--- Data entries ---

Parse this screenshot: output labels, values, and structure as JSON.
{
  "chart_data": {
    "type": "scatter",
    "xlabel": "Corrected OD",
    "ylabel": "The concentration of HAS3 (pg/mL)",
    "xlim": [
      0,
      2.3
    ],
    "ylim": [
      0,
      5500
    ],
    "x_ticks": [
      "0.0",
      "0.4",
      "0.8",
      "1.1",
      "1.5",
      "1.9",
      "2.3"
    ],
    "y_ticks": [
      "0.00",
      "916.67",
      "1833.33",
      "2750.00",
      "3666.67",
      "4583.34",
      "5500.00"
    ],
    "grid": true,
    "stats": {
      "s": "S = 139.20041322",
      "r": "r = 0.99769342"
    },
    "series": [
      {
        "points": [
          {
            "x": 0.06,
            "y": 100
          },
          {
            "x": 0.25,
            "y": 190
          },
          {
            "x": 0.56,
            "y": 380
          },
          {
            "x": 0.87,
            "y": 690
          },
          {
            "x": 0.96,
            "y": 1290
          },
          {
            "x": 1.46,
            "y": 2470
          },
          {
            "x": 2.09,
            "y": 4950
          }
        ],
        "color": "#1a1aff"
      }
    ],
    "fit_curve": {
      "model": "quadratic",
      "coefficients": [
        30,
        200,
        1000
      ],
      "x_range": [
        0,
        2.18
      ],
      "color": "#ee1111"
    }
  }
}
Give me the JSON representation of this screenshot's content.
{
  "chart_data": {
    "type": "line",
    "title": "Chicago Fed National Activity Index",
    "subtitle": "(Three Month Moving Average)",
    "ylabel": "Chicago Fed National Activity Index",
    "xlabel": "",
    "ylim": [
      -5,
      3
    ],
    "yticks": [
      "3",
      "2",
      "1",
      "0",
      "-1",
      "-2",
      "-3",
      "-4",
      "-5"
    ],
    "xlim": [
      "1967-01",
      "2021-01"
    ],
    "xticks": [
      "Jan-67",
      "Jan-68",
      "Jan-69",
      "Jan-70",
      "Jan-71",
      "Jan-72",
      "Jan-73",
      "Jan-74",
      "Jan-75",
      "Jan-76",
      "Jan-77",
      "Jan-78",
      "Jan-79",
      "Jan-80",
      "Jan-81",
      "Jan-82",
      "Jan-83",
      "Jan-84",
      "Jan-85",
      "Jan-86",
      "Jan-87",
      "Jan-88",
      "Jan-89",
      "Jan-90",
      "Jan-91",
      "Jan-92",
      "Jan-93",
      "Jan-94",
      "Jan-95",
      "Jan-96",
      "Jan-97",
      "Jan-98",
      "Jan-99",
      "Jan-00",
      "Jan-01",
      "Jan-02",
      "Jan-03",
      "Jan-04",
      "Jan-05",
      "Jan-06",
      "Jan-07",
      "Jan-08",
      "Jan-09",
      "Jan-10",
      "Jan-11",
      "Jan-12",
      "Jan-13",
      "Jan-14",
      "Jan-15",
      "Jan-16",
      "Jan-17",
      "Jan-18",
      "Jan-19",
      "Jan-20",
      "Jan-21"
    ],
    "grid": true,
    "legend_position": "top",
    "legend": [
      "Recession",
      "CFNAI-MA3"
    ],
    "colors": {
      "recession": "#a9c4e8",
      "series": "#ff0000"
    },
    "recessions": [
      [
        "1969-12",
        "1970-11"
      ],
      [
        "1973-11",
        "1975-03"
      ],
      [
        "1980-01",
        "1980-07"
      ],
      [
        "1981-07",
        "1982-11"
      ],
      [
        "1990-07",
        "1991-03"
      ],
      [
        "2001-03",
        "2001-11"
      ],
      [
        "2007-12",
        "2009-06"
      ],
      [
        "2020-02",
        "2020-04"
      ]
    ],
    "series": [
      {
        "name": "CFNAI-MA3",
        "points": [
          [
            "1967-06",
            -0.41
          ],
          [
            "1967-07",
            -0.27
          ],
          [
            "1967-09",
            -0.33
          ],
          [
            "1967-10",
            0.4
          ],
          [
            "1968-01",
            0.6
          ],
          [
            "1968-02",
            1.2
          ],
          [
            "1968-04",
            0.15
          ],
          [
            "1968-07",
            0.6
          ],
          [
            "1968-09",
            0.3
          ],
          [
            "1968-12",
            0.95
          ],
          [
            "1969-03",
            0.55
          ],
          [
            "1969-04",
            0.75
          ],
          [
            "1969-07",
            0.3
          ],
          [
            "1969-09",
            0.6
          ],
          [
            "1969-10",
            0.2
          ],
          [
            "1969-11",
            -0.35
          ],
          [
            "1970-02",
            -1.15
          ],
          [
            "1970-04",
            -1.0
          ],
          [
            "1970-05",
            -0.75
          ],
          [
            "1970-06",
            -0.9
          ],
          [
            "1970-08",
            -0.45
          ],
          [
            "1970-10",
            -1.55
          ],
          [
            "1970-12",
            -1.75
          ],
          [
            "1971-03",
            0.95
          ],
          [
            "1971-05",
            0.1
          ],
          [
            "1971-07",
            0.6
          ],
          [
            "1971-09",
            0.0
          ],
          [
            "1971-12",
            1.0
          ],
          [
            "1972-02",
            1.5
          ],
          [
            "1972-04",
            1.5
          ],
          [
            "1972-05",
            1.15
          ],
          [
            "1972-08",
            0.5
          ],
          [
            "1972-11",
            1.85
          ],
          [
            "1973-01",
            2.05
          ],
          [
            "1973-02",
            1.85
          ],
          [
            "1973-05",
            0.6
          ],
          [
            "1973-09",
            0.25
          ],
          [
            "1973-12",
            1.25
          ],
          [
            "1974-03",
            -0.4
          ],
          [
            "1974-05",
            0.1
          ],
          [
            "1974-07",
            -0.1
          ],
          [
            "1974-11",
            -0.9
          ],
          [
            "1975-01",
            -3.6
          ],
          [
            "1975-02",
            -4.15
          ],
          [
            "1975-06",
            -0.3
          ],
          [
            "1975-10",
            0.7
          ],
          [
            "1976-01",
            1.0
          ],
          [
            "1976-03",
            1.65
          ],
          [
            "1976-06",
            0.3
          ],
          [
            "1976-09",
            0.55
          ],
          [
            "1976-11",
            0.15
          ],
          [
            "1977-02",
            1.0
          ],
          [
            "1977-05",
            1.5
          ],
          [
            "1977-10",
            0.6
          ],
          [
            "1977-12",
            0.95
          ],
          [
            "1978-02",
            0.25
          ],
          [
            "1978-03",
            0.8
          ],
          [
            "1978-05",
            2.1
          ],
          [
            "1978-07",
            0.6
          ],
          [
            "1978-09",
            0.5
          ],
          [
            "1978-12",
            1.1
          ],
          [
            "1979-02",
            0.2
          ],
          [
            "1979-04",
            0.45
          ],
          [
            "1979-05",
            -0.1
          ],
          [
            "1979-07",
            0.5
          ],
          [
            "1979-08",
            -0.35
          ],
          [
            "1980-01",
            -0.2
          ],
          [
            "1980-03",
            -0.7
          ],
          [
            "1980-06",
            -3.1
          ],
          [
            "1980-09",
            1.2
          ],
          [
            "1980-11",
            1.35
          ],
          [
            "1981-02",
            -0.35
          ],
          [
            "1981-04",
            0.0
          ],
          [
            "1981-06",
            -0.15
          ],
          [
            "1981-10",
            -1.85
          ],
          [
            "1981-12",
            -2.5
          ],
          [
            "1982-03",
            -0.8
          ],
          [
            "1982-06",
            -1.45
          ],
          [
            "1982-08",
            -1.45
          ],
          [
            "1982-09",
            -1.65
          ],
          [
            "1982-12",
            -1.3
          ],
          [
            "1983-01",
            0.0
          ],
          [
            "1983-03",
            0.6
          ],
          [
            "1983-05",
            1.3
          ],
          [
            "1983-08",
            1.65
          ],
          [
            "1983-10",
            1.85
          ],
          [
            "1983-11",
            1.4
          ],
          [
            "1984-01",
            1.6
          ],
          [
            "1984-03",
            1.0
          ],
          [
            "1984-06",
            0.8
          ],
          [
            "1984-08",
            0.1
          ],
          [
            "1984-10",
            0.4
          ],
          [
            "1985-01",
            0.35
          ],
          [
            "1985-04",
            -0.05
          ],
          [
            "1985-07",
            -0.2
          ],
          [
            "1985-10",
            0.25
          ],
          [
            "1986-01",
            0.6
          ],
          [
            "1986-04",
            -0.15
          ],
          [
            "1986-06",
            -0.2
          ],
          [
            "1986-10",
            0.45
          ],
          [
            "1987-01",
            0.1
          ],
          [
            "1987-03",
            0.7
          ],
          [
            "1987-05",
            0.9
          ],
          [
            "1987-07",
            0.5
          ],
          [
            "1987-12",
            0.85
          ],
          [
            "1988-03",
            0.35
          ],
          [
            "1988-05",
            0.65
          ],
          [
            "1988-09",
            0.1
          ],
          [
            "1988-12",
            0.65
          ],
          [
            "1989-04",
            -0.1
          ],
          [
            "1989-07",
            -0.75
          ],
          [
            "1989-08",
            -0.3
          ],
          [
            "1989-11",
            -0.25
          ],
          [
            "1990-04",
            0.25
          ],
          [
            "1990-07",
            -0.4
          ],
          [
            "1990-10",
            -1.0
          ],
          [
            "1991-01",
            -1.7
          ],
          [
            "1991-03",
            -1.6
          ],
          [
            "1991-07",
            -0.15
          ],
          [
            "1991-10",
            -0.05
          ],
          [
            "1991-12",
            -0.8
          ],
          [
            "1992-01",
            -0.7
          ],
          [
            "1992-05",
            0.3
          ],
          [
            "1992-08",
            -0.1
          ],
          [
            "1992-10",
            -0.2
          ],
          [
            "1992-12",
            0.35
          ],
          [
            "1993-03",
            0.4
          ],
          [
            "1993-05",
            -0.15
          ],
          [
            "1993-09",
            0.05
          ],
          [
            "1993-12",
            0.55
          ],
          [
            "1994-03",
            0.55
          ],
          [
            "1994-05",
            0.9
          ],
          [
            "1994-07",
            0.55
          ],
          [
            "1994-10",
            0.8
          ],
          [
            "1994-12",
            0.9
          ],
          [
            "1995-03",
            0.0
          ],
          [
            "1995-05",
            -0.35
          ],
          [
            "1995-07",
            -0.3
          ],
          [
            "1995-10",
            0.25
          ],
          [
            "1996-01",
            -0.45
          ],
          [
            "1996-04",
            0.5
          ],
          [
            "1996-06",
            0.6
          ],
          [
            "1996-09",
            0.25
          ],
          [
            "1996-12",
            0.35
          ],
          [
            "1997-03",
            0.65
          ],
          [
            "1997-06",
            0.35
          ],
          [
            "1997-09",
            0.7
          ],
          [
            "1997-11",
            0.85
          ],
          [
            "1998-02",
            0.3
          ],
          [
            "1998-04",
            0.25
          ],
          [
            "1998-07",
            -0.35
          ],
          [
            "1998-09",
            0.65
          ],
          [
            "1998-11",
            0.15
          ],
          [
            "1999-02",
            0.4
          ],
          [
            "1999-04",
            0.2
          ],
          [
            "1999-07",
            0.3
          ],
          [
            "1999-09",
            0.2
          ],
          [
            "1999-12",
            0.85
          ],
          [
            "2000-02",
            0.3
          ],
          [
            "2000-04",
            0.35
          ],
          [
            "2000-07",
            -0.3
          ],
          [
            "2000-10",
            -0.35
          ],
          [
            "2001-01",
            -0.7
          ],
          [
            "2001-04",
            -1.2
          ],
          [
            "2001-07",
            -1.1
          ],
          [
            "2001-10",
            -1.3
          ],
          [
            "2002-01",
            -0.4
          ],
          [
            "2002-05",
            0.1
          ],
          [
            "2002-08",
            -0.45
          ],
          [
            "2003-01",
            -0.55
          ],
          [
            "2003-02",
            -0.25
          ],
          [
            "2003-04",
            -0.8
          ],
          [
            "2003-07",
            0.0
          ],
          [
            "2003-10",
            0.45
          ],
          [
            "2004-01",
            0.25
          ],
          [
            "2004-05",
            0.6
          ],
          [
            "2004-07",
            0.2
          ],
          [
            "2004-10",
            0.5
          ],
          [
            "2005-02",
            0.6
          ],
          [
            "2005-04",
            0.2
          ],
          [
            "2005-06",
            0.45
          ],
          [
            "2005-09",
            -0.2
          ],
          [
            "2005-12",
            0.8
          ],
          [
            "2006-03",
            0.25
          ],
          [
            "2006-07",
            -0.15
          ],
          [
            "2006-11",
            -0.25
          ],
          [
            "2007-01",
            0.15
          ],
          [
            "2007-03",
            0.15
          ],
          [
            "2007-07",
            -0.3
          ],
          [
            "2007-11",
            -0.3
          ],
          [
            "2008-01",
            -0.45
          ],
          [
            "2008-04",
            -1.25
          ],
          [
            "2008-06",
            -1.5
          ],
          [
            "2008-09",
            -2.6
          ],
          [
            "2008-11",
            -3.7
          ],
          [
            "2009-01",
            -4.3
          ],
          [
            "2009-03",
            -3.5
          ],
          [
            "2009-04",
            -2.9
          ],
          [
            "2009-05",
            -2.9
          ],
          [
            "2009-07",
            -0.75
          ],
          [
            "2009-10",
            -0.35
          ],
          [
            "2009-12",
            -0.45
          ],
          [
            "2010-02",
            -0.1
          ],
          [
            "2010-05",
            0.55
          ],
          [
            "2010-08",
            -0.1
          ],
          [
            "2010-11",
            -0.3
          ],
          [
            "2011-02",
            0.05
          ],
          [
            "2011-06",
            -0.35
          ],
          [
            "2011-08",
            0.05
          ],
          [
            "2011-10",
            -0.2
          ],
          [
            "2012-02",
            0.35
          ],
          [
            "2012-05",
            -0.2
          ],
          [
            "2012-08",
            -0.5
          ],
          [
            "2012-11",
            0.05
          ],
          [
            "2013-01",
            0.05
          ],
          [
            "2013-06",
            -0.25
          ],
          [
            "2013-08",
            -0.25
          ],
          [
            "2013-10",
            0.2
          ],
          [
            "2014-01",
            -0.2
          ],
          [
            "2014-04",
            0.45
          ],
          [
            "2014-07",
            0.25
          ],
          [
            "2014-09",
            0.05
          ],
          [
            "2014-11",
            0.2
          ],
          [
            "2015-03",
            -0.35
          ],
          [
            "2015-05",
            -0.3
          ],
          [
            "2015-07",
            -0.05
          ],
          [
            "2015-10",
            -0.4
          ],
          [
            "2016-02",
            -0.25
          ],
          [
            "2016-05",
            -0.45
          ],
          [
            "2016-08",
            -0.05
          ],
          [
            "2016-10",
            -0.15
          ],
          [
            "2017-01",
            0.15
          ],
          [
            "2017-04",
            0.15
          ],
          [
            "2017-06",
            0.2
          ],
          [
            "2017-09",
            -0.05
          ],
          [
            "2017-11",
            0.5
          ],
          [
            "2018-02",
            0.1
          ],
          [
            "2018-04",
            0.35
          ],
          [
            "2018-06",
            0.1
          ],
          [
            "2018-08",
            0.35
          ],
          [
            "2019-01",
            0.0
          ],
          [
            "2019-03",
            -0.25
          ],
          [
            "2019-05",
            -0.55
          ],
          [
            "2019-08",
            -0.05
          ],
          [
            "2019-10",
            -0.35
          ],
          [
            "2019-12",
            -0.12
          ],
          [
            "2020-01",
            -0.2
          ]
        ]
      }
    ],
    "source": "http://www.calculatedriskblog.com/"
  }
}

---

Using the listing, copy every line where the word "Chicago" shows up.

    "title": "Chicago Fed National Activity Index",
    "ylabel": "Chicago Fed National Activity Index",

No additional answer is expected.